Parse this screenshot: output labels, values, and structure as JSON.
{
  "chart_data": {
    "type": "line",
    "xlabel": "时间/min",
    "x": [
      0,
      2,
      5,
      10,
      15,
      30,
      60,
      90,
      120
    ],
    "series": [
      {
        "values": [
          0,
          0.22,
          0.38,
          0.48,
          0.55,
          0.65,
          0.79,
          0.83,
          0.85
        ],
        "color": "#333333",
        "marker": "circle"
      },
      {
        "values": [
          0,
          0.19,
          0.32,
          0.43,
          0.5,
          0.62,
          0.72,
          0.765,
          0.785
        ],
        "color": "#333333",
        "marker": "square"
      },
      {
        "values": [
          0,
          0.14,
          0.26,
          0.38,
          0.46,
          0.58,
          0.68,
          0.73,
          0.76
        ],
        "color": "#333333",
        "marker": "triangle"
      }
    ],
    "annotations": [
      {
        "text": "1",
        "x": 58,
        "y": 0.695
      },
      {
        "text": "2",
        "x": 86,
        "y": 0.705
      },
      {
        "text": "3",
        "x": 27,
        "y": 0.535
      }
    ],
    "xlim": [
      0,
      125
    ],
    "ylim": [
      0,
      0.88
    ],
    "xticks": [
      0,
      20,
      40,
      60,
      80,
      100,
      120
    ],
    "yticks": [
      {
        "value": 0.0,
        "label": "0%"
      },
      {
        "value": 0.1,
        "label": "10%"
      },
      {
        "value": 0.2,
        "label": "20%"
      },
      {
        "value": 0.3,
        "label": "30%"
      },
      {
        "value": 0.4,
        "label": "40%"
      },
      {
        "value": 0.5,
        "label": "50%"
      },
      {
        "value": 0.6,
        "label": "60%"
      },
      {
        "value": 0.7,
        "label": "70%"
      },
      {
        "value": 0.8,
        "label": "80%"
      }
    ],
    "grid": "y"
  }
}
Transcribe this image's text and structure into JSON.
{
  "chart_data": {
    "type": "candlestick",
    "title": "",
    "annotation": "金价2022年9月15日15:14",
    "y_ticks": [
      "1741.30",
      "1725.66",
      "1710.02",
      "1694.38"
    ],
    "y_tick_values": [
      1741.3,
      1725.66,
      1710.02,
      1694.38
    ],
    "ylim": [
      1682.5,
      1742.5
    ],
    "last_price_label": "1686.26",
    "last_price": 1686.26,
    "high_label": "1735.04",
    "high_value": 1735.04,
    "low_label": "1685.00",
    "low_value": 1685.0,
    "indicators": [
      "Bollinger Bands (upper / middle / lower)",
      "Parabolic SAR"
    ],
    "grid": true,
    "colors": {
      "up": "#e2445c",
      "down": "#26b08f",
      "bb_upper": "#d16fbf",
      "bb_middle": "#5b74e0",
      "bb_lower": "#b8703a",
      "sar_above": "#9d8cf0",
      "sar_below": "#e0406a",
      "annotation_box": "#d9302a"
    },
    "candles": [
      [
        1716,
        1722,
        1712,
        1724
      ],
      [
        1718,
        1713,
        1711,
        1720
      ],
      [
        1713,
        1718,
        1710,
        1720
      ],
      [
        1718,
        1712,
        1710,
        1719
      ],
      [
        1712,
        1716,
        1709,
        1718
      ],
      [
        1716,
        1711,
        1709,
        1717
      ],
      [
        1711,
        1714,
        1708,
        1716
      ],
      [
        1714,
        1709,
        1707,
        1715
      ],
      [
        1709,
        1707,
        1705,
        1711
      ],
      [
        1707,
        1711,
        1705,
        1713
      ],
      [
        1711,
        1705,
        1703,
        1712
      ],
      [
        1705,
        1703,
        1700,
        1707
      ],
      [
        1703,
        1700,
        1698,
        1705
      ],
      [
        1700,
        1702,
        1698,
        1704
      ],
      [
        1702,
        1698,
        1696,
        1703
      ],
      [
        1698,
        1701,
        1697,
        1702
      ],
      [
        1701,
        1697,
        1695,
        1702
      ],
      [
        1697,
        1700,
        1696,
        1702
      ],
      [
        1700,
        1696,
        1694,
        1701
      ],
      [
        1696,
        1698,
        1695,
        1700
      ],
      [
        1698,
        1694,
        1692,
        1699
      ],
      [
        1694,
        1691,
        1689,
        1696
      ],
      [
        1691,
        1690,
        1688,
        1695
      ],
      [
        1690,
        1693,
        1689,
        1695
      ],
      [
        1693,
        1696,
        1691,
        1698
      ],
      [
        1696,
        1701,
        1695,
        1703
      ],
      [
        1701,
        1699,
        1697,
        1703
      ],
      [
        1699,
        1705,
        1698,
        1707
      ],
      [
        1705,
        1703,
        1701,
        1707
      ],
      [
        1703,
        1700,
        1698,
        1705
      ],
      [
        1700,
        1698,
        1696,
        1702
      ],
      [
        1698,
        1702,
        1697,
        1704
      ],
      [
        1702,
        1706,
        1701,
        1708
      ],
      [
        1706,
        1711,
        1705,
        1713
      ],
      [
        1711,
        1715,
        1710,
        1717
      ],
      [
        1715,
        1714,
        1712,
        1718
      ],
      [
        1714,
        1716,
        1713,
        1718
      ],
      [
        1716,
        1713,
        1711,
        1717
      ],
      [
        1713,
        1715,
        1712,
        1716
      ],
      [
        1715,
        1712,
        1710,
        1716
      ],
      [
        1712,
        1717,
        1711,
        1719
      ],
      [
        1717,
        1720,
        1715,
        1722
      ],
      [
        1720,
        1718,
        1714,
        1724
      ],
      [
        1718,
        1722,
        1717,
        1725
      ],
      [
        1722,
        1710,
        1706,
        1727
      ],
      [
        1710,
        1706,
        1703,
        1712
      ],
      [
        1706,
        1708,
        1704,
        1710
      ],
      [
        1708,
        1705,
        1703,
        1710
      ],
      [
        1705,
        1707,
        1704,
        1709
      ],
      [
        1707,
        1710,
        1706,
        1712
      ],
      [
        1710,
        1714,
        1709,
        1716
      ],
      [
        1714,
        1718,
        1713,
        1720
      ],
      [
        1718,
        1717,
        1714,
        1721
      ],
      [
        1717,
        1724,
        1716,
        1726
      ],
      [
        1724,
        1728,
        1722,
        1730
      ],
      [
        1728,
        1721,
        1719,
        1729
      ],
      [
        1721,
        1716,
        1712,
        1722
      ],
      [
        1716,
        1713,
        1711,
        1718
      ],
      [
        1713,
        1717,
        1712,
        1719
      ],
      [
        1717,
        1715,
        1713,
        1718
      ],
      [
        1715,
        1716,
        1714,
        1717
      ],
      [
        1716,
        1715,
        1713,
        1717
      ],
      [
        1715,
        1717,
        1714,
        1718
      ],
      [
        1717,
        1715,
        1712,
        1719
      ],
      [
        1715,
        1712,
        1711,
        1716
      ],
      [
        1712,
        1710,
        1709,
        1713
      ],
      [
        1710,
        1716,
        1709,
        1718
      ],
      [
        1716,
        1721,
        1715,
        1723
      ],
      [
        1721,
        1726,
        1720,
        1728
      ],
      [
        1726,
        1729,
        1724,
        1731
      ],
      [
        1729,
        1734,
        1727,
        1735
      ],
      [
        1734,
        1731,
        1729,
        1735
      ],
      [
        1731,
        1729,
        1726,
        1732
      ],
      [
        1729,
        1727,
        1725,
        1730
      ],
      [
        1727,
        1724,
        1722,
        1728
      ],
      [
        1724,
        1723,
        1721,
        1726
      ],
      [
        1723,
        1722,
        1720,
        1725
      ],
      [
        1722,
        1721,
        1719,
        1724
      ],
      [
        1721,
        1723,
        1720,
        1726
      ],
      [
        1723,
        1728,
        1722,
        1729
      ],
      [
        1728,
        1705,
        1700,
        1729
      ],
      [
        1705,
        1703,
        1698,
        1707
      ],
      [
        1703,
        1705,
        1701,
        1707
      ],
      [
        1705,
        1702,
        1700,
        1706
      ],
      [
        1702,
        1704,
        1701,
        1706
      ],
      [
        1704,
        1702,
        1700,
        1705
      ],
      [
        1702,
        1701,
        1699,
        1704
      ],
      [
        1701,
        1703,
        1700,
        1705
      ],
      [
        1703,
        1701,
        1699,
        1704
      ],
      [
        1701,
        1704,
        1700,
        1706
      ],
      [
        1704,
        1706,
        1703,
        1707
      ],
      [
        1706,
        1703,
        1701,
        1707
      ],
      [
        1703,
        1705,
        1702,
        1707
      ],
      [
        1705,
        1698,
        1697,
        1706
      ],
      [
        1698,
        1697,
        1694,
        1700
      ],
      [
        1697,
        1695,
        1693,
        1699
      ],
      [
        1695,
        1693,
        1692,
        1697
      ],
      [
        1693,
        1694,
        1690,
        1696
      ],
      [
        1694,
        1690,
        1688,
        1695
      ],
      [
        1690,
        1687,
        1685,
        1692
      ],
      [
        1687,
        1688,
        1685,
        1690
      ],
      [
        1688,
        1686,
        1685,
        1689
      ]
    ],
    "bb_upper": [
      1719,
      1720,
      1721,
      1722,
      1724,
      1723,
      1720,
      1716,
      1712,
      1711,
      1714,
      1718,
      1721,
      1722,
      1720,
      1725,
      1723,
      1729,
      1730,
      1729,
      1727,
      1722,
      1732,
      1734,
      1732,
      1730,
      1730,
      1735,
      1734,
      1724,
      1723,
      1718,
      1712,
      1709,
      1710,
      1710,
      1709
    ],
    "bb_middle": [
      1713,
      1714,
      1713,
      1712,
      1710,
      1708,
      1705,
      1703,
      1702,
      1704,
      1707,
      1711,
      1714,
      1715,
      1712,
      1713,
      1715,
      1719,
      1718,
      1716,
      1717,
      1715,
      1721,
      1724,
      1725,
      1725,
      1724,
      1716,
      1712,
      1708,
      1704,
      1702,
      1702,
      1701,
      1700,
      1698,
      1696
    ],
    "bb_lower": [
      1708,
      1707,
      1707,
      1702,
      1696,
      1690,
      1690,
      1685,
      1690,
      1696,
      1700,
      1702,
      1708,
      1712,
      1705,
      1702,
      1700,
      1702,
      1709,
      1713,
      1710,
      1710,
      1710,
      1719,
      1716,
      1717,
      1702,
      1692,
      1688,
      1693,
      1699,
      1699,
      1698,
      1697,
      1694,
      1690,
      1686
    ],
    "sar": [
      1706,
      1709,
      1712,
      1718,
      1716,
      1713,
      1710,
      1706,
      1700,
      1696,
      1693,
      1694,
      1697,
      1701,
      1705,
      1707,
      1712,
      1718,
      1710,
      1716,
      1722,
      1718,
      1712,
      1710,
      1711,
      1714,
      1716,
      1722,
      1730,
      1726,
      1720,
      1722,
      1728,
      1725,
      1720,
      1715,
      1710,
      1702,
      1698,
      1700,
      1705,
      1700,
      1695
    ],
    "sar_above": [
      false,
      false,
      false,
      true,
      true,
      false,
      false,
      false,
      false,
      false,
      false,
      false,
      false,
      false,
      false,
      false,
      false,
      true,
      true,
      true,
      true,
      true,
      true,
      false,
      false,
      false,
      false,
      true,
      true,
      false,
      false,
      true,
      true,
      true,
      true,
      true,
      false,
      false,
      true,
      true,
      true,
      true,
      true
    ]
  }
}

• • • • • • •

▸ **Given request**: State how many lines of the material contain the string "JSON", with no other words.

▸ **Complete response**: 2